§ The task:
Locate the word "petits" in the material, then show every line that holds it.

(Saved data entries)
= = = = = = =

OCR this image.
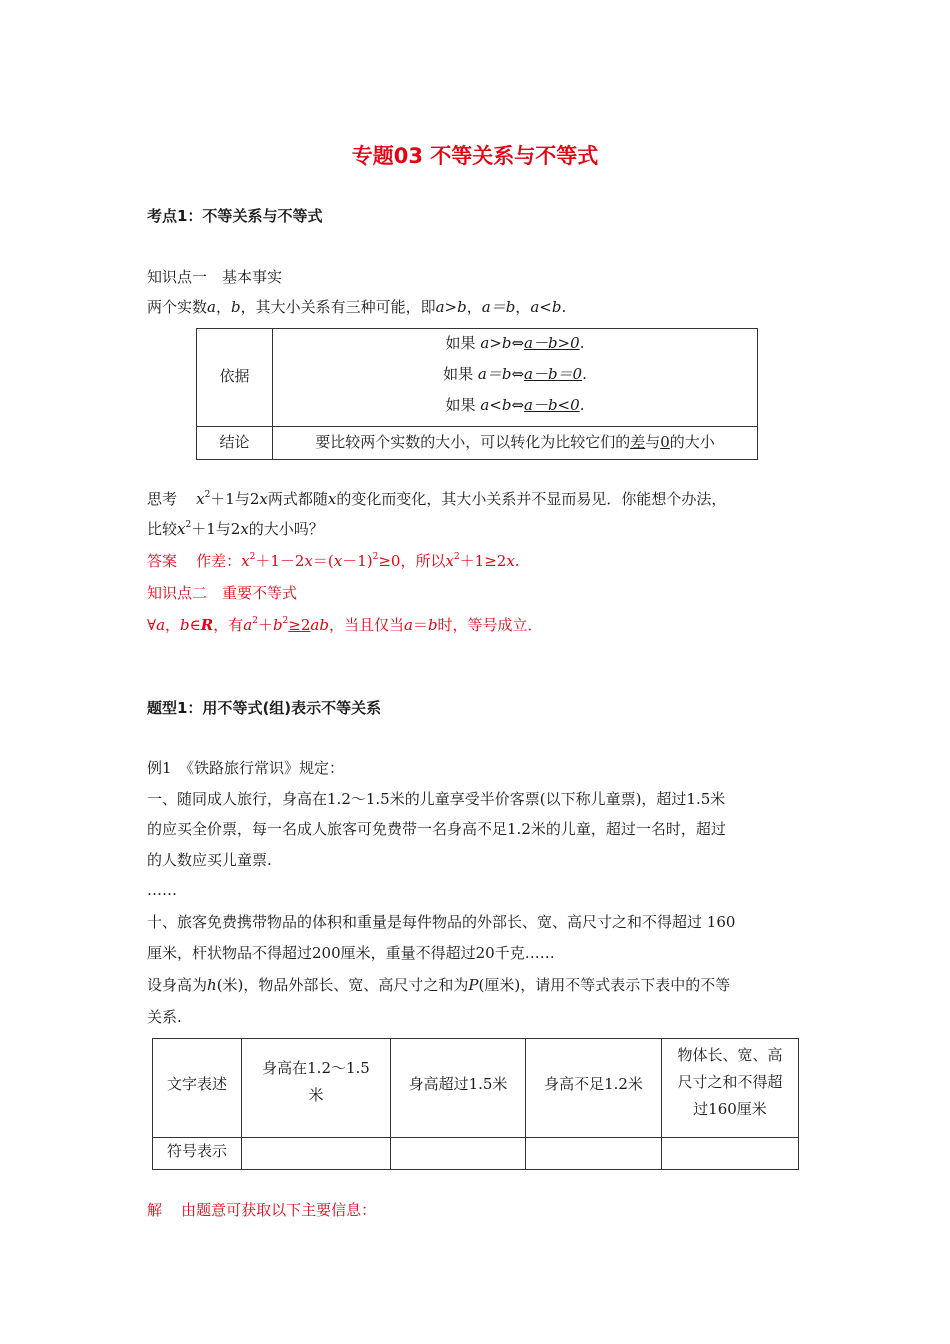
专题03 不等关系与不等式
考点1：不等关系与不等式
知识点一　基本事实
两个实数a，b，其大小关系有三种可能，即a>b，a＝b，a<b.
依据
如果 a>b⇔a－b>0.
如果 a＝b⇔a－b＝0.
如果 a<b⇔a－b<0.
结论	要比较两个实数的大小，可以转化为比较它们的差与0的大小
思考 $x^2+1$与2x两式都随x的变化而变化，其大小关系并不显而易见．你能想个办法，
比较$x^2+1$与2x的大小吗？
答案 作差：$x^2+1-2x=(x-1)^2\ge 0$，所以$x^2+1\ge 2x$.
知识点二　重要不等式
∀a，b∈R，有$a^2+b^2\ge 2ab$，当且仅当a＝b时，等号成立．
题型1：用不等式(组)表示不等关系
例1　《铁路旅行常识》规定：
一、随同成人旅行，身高在1.2～1.5米的儿童享受半价客票(以下称儿童票)，超过1.5米
的应买全价票，每一名成人旅客可免费带一名身高不足1.2米的儿童，超过一名时，超过
的人数应买儿童票.
……
十、旅客免费携带物品的体积和重量是每件物品的外部长、宽、高尺寸之和不得超过 160
厘米，杆状物品不得超过200厘米，重量不得超过20千克……
设身高为h(米)，物品外部长、宽、高尺寸之和为P(厘米)，请用不等式表示下表中的不等
关系.
文字表述
身高在1.2～1.5
米
身高超过1.5米	身高不足1.2米
物体长、宽、高
尺寸之和不得超
过160厘米
符号表示
解 由题意可获取以下主要信息：
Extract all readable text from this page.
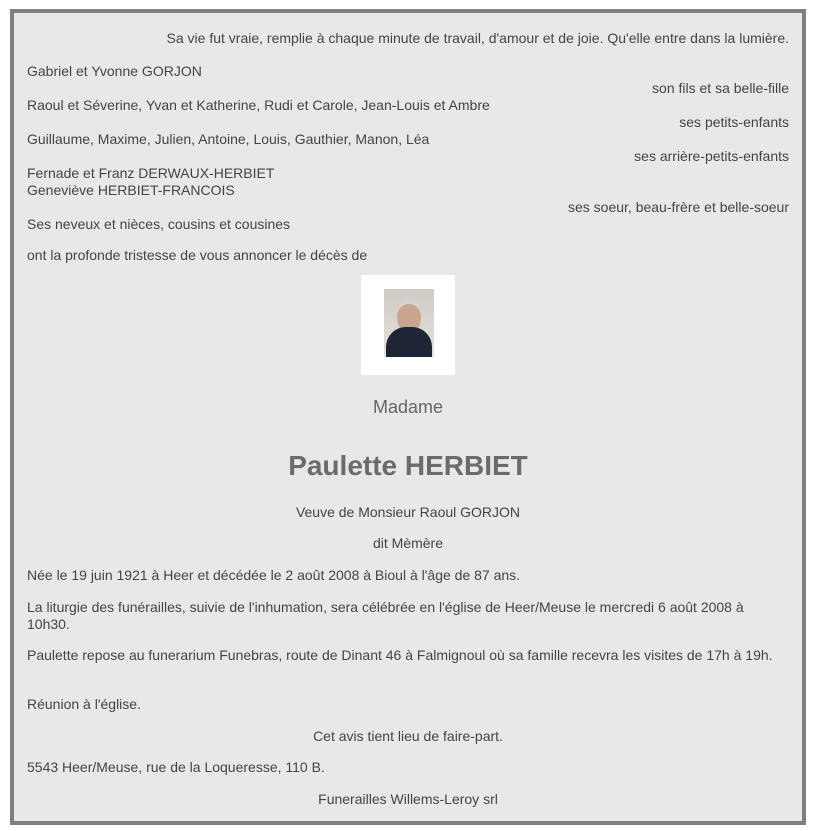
Sa vie fut vraie, remplie à chaque minute de travail, d'amour et de joie. Qu'elle entre dans la lumière.
Gabriel et Yvonne GORJON
son fils et sa belle-fille
Raoul et Séverine, Yvan et Katherine, Rudi et Carole, Jean-Louis et Ambre
ses petits-enfants
Guillaume, Maxime, Julien, Antoine, Louis, Gauthier, Manon, Léa
ses arrière-petits-enfants
Fernade et Franz DERWAUX-HERBIET
Geneviève HERBIET-FRANCOIS
ses soeur, beau-frère et belle-soeur
Ses neveux et nièces, cousins et cousines
ont la profonde tristesse de vous annoncer le décès de
Madame
Paulette HERBIET
Veuve de Monsieur Raoul GORJON
dit Mèmère
Née le 19 juin 1921 à Heer et décédée le 2 août 2008 à Bioul à l'âge de 87 ans.
La liturgie des funérailles, suivie de l'inhumation, sera célébrée en l'église de Heer/Meuse le mercredi 6 août 2008 à 10h30.
Paulette repose au funerarium Funebras, route de Dinant 46 à Falmignoul où sa famille recevra les visites de 17h à 19h.
Réunion à l'église.
Cet avis tient lieu de faire-part.
5543 Heer/Meuse, rue de la Loqueresse, 110 B.
Funerailles Willems-Leroy srl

= = = = = = =

§ Response:
ses petits-enfants
ses arrière-petits-enfants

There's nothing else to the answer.